» EXERCISE DIRECTIONS
Write out the whole listing exactly as it stands.

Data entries
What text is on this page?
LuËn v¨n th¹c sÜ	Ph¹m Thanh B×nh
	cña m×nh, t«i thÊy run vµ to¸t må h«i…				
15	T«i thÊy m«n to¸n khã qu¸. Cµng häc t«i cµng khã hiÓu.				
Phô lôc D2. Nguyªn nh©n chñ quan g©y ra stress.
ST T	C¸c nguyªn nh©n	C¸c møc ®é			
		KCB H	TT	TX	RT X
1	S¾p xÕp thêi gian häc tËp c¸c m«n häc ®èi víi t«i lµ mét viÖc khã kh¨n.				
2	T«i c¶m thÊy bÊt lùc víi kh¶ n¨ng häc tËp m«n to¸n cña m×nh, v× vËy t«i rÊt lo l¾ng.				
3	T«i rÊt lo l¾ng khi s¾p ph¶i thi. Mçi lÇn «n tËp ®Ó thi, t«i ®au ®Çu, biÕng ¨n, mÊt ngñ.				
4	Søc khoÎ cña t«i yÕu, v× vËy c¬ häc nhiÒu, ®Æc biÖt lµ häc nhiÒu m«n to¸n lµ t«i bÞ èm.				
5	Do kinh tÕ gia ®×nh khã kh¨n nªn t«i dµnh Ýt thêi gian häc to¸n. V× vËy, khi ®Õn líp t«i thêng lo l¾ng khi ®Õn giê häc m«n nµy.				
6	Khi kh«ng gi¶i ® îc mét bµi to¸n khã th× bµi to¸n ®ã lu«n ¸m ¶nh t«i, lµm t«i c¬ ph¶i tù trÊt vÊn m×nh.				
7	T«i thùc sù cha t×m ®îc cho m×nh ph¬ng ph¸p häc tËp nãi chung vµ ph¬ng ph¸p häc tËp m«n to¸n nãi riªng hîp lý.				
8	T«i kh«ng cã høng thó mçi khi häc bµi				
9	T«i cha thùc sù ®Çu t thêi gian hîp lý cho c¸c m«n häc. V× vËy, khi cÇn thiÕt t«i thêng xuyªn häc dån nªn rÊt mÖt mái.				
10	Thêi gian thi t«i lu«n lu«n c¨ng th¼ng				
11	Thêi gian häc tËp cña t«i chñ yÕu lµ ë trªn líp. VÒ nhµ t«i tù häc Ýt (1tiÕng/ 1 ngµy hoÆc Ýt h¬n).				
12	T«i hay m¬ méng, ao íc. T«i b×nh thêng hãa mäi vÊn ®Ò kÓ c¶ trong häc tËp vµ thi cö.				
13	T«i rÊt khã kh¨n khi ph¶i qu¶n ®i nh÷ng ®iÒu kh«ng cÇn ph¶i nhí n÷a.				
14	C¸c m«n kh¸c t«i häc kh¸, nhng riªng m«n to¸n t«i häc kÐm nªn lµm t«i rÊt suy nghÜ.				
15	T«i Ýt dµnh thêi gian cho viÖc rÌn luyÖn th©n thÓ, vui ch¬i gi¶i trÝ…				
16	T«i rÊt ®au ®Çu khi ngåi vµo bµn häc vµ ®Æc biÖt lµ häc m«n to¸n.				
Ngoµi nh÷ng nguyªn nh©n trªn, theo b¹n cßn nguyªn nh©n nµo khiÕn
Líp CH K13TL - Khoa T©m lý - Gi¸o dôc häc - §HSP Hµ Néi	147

» ANSWER IN FULL
What text is on this page?
LuËn v¨n th¹c sÜ	Ph¹m Thanh B×nh
	cña m×nh, t«i thÊy run vµ to¸t må h«i…				
15	T«i thÊy m«n to¸n khã qu¸. Cµng häc t«i cµng khã hiÓu.				
Phô lôc D2. Nguyªn nh©n chñ quan g©y ra stress.
ST T	C¸c nguyªn nh©n	C¸c møc ®é			
		KCB H	TT	TX	RT X
1	S¾p xÕp thêi gian häc tËp c¸c m«n häc ®èi víi t«i lµ mét viÖc khã kh¨n.				
2	T«i c¶m thÊy bÊt lùc víi kh¶ n¨ng häc tËp m«n to¸n cña m×nh, v× vËy t«i rÊt lo l¾ng.				
3	T«i rÊt lo l¾ng khi s¾p ph¶i thi. Mçi lÇn «n tËp ®Ó thi, t«i ®au ®Çu, biÕng ¨n, mÊt ngñ.				
4	Søc khoÎ cña t«i yÕu, v× vËy c¬ häc nhiÒu, ®Æc biÖt lµ häc nhiÒu m«n to¸n lµ t«i bÞ èm.				
5	Do kinh tÕ gia ®×nh khã kh¨n nªn t«i dµnh Ýt thêi gian häc to¸n. V× vËy, khi ®Õn líp t«i thêng lo l¾ng khi ®Õn giê häc m«n nµy.				
6	Khi kh«ng gi¶i ® îc mét bµi to¸n khã th× bµi to¸n ®ã lu«n ¸m ¶nh t«i, lµm t«i c¬ ph¶i tù trÊt vÊn m×nh.				
7	T«i thùc sù cha t×m ®îc cho m×nh ph¬ng ph¸p häc tËp nãi chung vµ ph¬ng ph¸p häc tËp m«n to¸n nãi riªng hîp lý.				
8	T«i kh«ng cã høng thó mçi khi häc bµi				
9	T«i cha thùc sù ®Çu t thêi gian hîp lý cho c¸c m«n häc. V× vËy, khi cÇn thiÕt t«i thêng xuyªn häc dån nªn rÊt mÖt mái.				
10	Thêi gian thi t«i lu«n lu«n c¨ng th¼ng				
11	Thêi gian häc tËp cña t«i chñ yÕu lµ ë trªn líp. VÒ nhµ t«i tù häc Ýt (1tiÕng/ 1 ngµy hoÆc Ýt h¬n).				
12	T«i hay m¬ méng, ao íc. T«i b×nh thêng hãa mäi vÊn ®Ò kÓ c¶ trong häc tËp vµ thi cö.				
13	T«i rÊt khã kh¨n khi ph¶i qu¶n ®i nh÷ng ®iÒu kh«ng cÇn ph¶i nhí n÷a.				
14	C¸c m«n kh¸c t«i häc kh¸, nhng riªng m«n to¸n t«i häc kÐm nªn lµm t«i rÊt suy nghÜ.				
15	T«i Ýt dµnh thêi gian cho viÖc rÌn luyÖn th©n thÓ, vui ch¬i gi¶i trÝ…				
16	T«i rÊt ®au ®Çu khi ngåi vµo bµn häc vµ ®Æc biÖt lµ häc m«n to¸n.				
Ngoµi nh÷ng nguyªn nh©n trªn, theo b¹n cßn nguyªn nh©n nµo khiÕn
Líp CH K13TL - Khoa T©m lý - Gi¸o dôc häc - §HSP Hµ Néi	147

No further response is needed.